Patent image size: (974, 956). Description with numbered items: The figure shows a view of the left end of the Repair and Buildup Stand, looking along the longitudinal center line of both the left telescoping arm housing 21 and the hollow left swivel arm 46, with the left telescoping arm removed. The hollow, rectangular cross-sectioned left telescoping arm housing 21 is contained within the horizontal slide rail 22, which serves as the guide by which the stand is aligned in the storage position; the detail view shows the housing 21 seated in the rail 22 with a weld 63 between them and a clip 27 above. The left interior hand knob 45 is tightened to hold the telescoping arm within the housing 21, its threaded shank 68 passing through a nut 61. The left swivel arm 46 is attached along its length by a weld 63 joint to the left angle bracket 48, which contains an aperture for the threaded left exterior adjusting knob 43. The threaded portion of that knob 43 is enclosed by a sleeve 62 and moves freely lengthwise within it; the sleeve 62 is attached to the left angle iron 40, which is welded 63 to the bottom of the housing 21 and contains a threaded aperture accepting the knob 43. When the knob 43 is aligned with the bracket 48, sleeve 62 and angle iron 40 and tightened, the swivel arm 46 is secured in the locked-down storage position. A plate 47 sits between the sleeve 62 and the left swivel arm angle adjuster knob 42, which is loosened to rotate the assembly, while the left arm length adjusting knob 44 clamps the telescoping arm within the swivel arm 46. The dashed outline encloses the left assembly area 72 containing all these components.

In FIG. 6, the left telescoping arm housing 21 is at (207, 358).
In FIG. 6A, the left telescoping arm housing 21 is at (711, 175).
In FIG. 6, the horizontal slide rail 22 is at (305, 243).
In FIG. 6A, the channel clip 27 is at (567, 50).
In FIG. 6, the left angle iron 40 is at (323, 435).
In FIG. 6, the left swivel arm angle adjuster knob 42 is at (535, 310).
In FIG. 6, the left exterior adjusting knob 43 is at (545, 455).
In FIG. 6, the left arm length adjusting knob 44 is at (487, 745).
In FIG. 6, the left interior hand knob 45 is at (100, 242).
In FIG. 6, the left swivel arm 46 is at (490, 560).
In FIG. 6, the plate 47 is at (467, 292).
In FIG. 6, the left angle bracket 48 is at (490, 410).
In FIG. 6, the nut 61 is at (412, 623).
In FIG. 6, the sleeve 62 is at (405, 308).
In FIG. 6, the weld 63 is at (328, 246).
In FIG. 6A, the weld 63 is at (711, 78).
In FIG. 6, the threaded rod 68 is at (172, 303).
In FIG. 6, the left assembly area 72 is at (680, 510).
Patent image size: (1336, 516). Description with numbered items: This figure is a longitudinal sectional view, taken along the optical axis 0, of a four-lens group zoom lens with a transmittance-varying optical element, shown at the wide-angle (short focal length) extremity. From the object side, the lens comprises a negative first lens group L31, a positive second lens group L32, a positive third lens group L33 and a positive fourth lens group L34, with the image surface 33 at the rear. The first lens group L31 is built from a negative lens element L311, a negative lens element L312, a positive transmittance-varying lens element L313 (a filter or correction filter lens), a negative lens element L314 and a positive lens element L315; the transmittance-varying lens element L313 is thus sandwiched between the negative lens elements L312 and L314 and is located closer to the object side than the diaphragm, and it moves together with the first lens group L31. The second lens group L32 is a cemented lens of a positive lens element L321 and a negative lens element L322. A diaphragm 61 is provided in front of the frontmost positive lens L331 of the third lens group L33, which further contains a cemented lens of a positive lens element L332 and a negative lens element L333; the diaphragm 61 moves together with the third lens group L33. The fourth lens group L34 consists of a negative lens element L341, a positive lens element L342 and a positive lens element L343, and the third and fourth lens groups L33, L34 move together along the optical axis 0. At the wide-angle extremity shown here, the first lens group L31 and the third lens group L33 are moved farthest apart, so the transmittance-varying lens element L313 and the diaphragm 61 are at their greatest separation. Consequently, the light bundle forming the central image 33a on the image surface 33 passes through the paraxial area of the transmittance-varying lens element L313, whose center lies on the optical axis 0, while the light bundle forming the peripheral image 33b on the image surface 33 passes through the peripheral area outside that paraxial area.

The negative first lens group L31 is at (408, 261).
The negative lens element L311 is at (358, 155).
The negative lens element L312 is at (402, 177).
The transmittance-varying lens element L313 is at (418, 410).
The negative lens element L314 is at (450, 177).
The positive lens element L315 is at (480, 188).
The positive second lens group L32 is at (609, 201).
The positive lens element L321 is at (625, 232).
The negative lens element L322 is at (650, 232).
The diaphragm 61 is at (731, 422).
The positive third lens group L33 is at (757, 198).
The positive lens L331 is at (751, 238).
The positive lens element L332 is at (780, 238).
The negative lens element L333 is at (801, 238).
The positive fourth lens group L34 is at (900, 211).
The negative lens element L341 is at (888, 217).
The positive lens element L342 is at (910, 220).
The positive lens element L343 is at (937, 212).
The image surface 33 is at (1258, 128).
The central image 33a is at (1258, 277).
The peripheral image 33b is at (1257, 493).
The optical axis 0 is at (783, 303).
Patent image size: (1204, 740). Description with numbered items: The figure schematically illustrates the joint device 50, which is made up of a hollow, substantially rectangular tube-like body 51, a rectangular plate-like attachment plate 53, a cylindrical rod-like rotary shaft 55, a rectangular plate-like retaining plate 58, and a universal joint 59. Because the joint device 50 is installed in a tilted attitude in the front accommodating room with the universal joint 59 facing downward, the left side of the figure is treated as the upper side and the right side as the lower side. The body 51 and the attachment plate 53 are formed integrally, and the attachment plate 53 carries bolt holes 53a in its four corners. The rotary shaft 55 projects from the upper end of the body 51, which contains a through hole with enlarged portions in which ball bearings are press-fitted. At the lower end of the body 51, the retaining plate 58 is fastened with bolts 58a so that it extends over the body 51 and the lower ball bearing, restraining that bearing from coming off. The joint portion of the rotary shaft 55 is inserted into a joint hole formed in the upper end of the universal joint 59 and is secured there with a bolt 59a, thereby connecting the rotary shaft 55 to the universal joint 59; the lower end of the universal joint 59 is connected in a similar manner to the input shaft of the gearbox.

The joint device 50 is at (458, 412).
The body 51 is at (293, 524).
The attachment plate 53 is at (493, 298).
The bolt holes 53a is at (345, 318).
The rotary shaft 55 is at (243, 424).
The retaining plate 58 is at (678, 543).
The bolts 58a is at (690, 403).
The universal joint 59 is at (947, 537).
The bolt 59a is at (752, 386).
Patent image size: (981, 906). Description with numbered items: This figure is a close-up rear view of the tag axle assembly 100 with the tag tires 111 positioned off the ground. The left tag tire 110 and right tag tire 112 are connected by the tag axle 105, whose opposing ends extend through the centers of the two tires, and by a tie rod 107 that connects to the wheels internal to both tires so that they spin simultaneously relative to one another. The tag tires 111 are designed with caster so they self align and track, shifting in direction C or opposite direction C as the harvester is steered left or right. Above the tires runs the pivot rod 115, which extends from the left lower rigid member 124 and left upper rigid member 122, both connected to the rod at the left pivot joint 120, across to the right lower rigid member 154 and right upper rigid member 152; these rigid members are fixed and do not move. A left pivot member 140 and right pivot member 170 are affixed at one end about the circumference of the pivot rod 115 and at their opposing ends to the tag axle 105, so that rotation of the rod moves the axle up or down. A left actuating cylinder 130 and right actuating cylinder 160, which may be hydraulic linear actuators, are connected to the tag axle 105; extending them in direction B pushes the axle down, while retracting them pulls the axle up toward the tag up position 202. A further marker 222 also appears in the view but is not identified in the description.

REQUEST ::
Select each line in the rows above that contains the word "body". Case counts.

FINAL RESULT ::
Patent image size: (1204, 740). Description with numbered items: The figure schematically illustrates the joint device 50, which is made up of a hollow, substantially rectangular tube-like body 51, a rectangular plate-like attachment plate 53, a cylindrical rod-like rotary shaft 55, a rectangular plate-like retaining plate 58, and a universal joint 59. Because the joint device 50 is installed in a tilted attitude in the front accommodating room with the universal joint 59 facing downward, the left side of the figure is treated as the upper side and the right side as the lower side. The body 51 and the attachment plate 53 are formed integrally, and the attachment plate 53 carries bolt holes 53a in its four corners. The rotary shaft 55 projects from the upper end of the body 51, which contains a through hole with enlarged portions in which ball bearings are press-fitted. At the lower end of the body 51, the retaining plate 58 is fastened with bolts 58a so that it extends over the body 51 and the lower ball bearing, restraining that bearing from coming off. The joint portion of the rotary shaft 55 is inserted into a joint hole formed in the upper end of the universal joint 59 and is secured there with a bolt 59a, thereby connecting the rotary shaft 55 to the universal joint 59; the lower end of the universal joint 59 is connected in a similar manner to the input shaft of the gearbox.
The body 51 is at (293, 524).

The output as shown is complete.